(begin)

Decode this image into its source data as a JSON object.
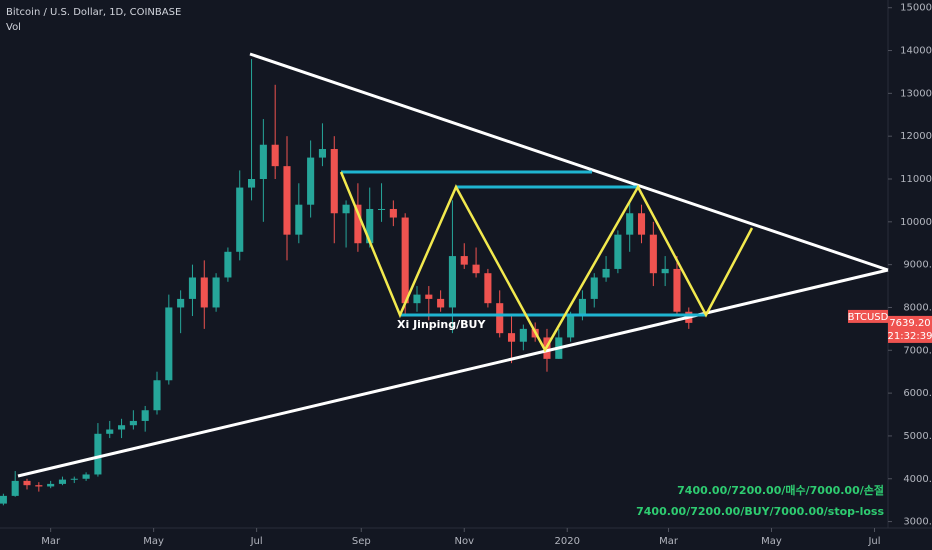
{
  "chart_data": {
    "type": "candlestick",
    "title": "Bitcoin / U.S. Dollar, 1D, COINBASE",
    "subtitle": "Vol",
    "x": [
      -28,
      -21,
      -14,
      -7,
      0,
      7,
      14,
      21,
      28,
      35,
      42,
      49,
      56,
      63,
      70,
      77,
      84,
      91,
      98,
      105,
      112,
      119,
      126,
      133,
      140,
      147,
      154,
      161,
      168,
      175,
      182,
      189,
      196,
      203,
      210,
      217,
      224,
      231,
      238,
      245,
      252,
      259,
      266,
      273,
      280,
      287,
      294,
      301,
      308,
      315,
      322,
      329,
      336,
      343,
      350,
      357,
      364,
      371,
      378
    ],
    "open": [
      3420,
      3600,
      3950,
      3850,
      3820,
      3880,
      3980,
      4000,
      4100,
      5050,
      5150,
      5250,
      5350,
      5600,
      6300,
      8000,
      8200,
      8700,
      8000,
      8700,
      9300,
      10800,
      11000,
      11800,
      11300,
      9700,
      10400,
      11500,
      11700,
      10200,
      10400,
      9500,
      10300,
      10300,
      10100,
      8100,
      8300,
      8200,
      8000,
      9200,
      9000,
      8800,
      8100,
      7400,
      7200,
      7500,
      7300,
      6800,
      7300,
      7800,
      8200,
      8700,
      8900,
      9700,
      10200,
      9700,
      8800,
      8900,
      7900
    ],
    "high": [
      3650,
      4180,
      4000,
      3920,
      3950,
      4050,
      4050,
      4150,
      5300,
      5350,
      5400,
      5600,
      5700,
      6500,
      8300,
      8400,
      9000,
      9100,
      8800,
      9400,
      11200,
      13800,
      12400,
      13200,
      12000,
      10900,
      11900,
      12300,
      12000,
      10500,
      10900,
      10800,
      10900,
      10500,
      10200,
      8500,
      8500,
      8400,
      10500,
      9500,
      9400,
      8900,
      8400,
      7800,
      7600,
      7650,
      7500,
      7500,
      7900,
      8400,
      8800,
      9200,
      9800,
      10500,
      10400,
      10000,
      9200,
      9200,
      8000
    ],
    "low": [
      3380,
      3580,
      3750,
      3700,
      3780,
      3850,
      3900,
      3950,
      4050,
      4950,
      4950,
      5150,
      5100,
      5500,
      6200,
      7400,
      7800,
      7500,
      7900,
      8600,
      9100,
      10500,
      10000,
      11000,
      9100,
      9500,
      10100,
      11300,
      9500,
      9400,
      9300,
      9400,
      10000,
      9900,
      7800,
      7900,
      7700,
      7900,
      7400,
      8900,
      8700,
      8000,
      7300,
      6700,
      7000,
      7200,
      6500,
      6800,
      7200,
      7700,
      8000,
      8600,
      8800,
      9300,
      9500,
      8500,
      8500,
      7800,
      7500
    ],
    "close": [
      3600,
      3950,
      3850,
      3820,
      3880,
      3980,
      4000,
      4100,
      5050,
      5150,
      5250,
      5350,
      5600,
      6300,
      8000,
      8200,
      8700,
      8000,
      8700,
      9300,
      10800,
      11000,
      11800,
      11300,
      9700,
      10400,
      11500,
      11700,
      10200,
      10400,
      9500,
      10300,
      10300,
      10100,
      8100,
      8300,
      8200,
      8000,
      9200,
      9000,
      8800,
      8100,
      7400,
      7200,
      7500,
      7300,
      6800,
      7300,
      7800,
      8200,
      8700,
      8900,
      9700,
      10200,
      9700,
      8800,
      8900,
      7900,
      7640
    ],
    "up_color": "#26a69a",
    "down_color": "#ef5350",
    "xlim": [
      -30,
      496
    ],
    "xticks": [
      {
        "value": 0,
        "label": "Mar"
      },
      {
        "value": 61,
        "label": "May"
      },
      {
        "value": 122,
        "label": "Jul"
      },
      {
        "value": 184,
        "label": "Sep"
      },
      {
        "value": 245,
        "label": "Nov"
      },
      {
        "value": 306,
        "label": "2020"
      },
      {
        "value": 366,
        "label": "Mar"
      },
      {
        "value": 427,
        "label": "May"
      },
      {
        "value": 488,
        "label": "Jul"
      }
    ],
    "ylim": [
      2850,
      15180
    ],
    "yticks": [
      {
        "value": 3000,
        "label": "3000.00"
      },
      {
        "value": 4000,
        "label": "4000.00"
      },
      {
        "value": 5000,
        "label": "5000.00"
      },
      {
        "value": 6000,
        "label": "6000.00"
      },
      {
        "value": 7000,
        "label": "7000.00"
      },
      {
        "value": 8000,
        "label": "8000.00"
      },
      {
        "value": 9000,
        "label": "9000.00"
      },
      {
        "value": 10000,
        "label": "10000.00"
      },
      {
        "value": 11000,
        "label": "11000.00"
      },
      {
        "value": 12000,
        "label": "12000.00"
      },
      {
        "value": 13000,
        "label": "13000.00"
      },
      {
        "value": 14000,
        "label": "14000.00"
      },
      {
        "value": 15000,
        "label": "15000.00"
      }
    ],
    "symbol_tag": "BTCUSD",
    "last_price": {
      "value": 7639.2,
      "label": "7639.20"
    },
    "countdown": "21:32:39",
    "annotation": "Xi Jinping/BUY",
    "notes": [
      "7400.00/7200.00/매수/7000.00/손절",
      "7400.00/7200.00/BUY/7000.00/stop-loss"
    ]
  }
}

(end)

--- GIVEN EXERCISE ---
Return each line of the data, keeping its wording exact and omitting pictures.

--- RESULT FOR THIS TASK ---
Decode this image into its source data as a JSON object.
{
  "chart_data": {
    "type": "candlestick",
    "title": "Bitcoin / U.S. Dollar, 1D, COINBASE",
    "subtitle": "Vol",
    "x": [
      -28,
      -21,
      -14,
      -7,
      0,
      7,
      14,
      21,
      28,
      35,
      42,
      49,
      56,
      63,
      70,
      77,
      84,
      91,
      98,
      105,
      112,
      119,
      126,
      133,
      140,
      147,
      154,
      161,
      168,
      175,
      182,
      189,
      196,
      203,
      210,
      217,
      224,
      231,
      238,
      245,
      252,
      259,
      266,
      273,
      280,
      287,
      294,
      301,
      308,
      315,
      322,
      329,
      336,
      343,
      350,
      357,
      364,
      371,
      378
    ],
    "open": [
      3420,
      3600,
      3950,
      3850,
      3820,
      3880,
      3980,
      4000,
      4100,
      5050,
      5150,
      5250,
      5350,
      5600,
      6300,
      8000,
      8200,
      8700,
      8000,
      8700,
      9300,
      10800,
      11000,
      11800,
      11300,
      9700,
      10400,
      11500,
      11700,
      10200,
      10400,
      9500,
      10300,
      10300,
      10100,
      8100,
      8300,
      8200,
      8000,
      9200,
      9000,
      8800,
      8100,
      7400,
      7200,
      7500,
      7300,
      6800,
      7300,
      7800,
      8200,
      8700,
      8900,
      9700,
      10200,
      9700,
      8800,
      8900,
      7900
    ],
    "high": [
      3650,
      4180,
      4000,
      3920,
      3950,
      4050,
      4050,
      4150,
      5300,
      5350,
      5400,
      5600,
      5700,
      6500,
      8300,
      8400,
      9000,
      9100,
      8800,
      9400,
      11200,
      13800,
      12400,
      13200,
      12000,
      10900,
      11900,
      12300,
      12000,
      10500,
      10900,
      10800,
      10900,
      10500,
      10200,
      8500,
      8500,
      8400,
      10500,
      9500,
      9400,
      8900,
      8400,
      7800,
      7600,
      7650,
      7500,
      7500,
      7900,
      8400,
      8800,
      9200,
      9800,
      10500,
      10400,
      10000,
      9200,
      9200,
      8000
    ],
    "low": [
      3380,
      3580,
      3750,
      3700,
      3780,
      3850,
      3900,
      3950,
      4050,
      4950,
      4950,
      5150,
      5100,
      5500,
      6200,
      7400,
      7800,
      7500,
      7900,
      8600,
      9100,
      10500,
      10000,
      11000,
      9100,
      9500,
      10100,
      11300,
      9500,
      9400,
      9300,
      9400,
      10000,
      9900,
      7800,
      7900,
      7700,
      7900,
      7400,
      8900,
      8700,
      8000,
      7300,
      6700,
      7000,
      7200,
      6500,
      6800,
      7200,
      7700,
      8000,
      8600,
      8800,
      9300,
      9500,
      8500,
      8500,
      7800,
      7500
    ],
    "close": [
      3600,
      3950,
      3850,
      3820,
      3880,
      3980,
      4000,
      4100,
      5050,
      5150,
      5250,
      5350,
      5600,
      6300,
      8000,
      8200,
      8700,
      8000,
      8700,
      9300,
      10800,
      11000,
      11800,
      11300,
      9700,
      10400,
      11500,
      11700,
      10200,
      10400,
      9500,
      10300,
      10300,
      10100,
      8100,
      8300,
      8200,
      8000,
      9200,
      9000,
      8800,
      8100,
      7400,
      7200,
      7500,
      7300,
      6800,
      7300,
      7800,
      8200,
      8700,
      8900,
      9700,
      10200,
      9700,
      8800,
      8900,
      7900,
      7640
    ],
    "up_color": "#26a69a",
    "down_color": "#ef5350",
    "xlim": [
      -30,
      496
    ],
    "xticks": [
      {
        "value": 0,
        "label": "Mar"
      },
      {
        "value": 61,
        "label": "May"
      },
      {
        "value": 122,
        "label": "Jul"
      },
      {
        "value": 184,
        "label": "Sep"
      },
      {
        "value": 245,
        "label": "Nov"
      },
      {
        "value": 306,
        "label": "2020"
      },
      {
        "value": 366,
        "label": "Mar"
      },
      {
        "value": 427,
        "label": "May"
      },
      {
        "value": 488,
        "label": "Jul"
      }
    ],
    "ylim": [
      2850,
      15180
    ],
    "yticks": [
      {
        "value": 3000,
        "label": "3000.00"
      },
      {
        "value": 4000,
        "label": "4000.00"
      },
      {
        "value": 5000,
        "label": "5000.00"
      },
      {
        "value": 6000,
        "label": "6000.00"
      },
      {
        "value": 7000,
        "label": "7000.00"
      },
      {
        "value": 8000,
        "label": "8000.00"
      },
      {
        "value": 9000,
        "label": "9000.00"
      },
      {
        "value": 10000,
        "label": "10000.00"
      },
      {
        "value": 11000,
        "label": "11000.00"
      },
      {
        "value": 12000,
        "label": "12000.00"
      },
      {
        "value": 13000,
        "label": "13000.00"
      },
      {
        "value": 14000,
        "label": "14000.00"
      },
      {
        "value": 15000,
        "label": "15000.00"
      }
    ],
    "symbol_tag": "BTCUSD",
    "last_price": {
      "value": 7639.2,
      "label": "7639.20"
    },
    "countdown": "21:32:39",
    "annotation": "Xi Jinping/BUY",
    "notes": [
      "7400.00/7200.00/매수/7000.00/손절",
      "7400.00/7200.00/BUY/7000.00/stop-loss"
    ]
  }
}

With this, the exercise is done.